→ Exercise objective: Find and copy each line of the records where the string "Помните" shows up.

→ Entries supplied:
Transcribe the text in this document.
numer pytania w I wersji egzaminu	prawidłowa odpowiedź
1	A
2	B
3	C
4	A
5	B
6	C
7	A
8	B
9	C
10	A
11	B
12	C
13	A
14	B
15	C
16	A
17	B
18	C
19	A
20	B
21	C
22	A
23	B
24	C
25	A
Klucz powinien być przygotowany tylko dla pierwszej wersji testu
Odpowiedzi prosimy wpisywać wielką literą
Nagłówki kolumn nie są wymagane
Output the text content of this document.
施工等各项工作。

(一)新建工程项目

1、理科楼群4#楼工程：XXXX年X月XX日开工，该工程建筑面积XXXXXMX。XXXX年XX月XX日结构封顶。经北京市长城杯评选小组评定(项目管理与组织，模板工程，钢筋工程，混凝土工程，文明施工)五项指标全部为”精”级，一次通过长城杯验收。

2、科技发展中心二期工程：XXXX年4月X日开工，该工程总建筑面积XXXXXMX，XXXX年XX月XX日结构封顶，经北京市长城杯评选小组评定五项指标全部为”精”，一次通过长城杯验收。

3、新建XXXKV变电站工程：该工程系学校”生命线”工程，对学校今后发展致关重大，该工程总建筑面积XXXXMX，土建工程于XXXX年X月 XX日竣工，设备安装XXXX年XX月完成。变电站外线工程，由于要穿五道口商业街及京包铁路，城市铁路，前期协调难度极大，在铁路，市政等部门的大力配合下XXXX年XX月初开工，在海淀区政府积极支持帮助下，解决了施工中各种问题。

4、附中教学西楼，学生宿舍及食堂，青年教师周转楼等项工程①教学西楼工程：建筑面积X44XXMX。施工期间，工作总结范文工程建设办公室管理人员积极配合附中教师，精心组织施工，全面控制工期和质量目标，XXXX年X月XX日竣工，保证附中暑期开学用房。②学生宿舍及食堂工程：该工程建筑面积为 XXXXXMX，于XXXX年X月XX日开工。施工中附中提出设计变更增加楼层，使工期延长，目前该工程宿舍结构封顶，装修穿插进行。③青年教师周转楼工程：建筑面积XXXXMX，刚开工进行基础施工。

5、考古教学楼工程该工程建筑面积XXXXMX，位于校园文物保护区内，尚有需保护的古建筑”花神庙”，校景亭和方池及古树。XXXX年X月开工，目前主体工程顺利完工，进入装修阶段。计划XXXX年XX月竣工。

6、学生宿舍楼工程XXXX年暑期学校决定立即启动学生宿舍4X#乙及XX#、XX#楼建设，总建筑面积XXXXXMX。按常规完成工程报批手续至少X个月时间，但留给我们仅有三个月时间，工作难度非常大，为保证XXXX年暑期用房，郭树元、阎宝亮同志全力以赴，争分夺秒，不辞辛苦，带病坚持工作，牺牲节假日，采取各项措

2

---

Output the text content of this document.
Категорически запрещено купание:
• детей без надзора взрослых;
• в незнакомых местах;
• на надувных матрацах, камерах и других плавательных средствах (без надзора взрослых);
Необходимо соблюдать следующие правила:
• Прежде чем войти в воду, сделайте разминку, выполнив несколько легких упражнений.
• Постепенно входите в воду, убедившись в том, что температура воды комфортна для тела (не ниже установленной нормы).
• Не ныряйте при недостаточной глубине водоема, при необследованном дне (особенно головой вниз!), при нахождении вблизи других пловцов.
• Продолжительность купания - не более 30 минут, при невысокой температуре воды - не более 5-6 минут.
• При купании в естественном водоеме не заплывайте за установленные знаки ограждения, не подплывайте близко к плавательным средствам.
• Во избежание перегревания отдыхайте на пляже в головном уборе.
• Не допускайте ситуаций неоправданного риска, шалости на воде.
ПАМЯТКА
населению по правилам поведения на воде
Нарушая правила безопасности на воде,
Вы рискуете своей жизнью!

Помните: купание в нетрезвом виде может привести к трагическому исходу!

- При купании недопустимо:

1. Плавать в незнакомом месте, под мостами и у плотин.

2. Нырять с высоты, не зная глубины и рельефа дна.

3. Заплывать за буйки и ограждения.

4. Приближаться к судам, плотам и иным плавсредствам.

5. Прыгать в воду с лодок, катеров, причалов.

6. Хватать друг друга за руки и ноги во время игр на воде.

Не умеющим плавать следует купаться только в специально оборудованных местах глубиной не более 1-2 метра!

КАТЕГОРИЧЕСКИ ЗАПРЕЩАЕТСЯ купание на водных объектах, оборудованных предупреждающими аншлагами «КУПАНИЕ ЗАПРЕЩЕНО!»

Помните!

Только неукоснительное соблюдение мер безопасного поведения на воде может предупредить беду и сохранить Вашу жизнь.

→ Output of the exercise:
Помните: купание в нетрезвом виде может привести к трагическому исходу!
Помните!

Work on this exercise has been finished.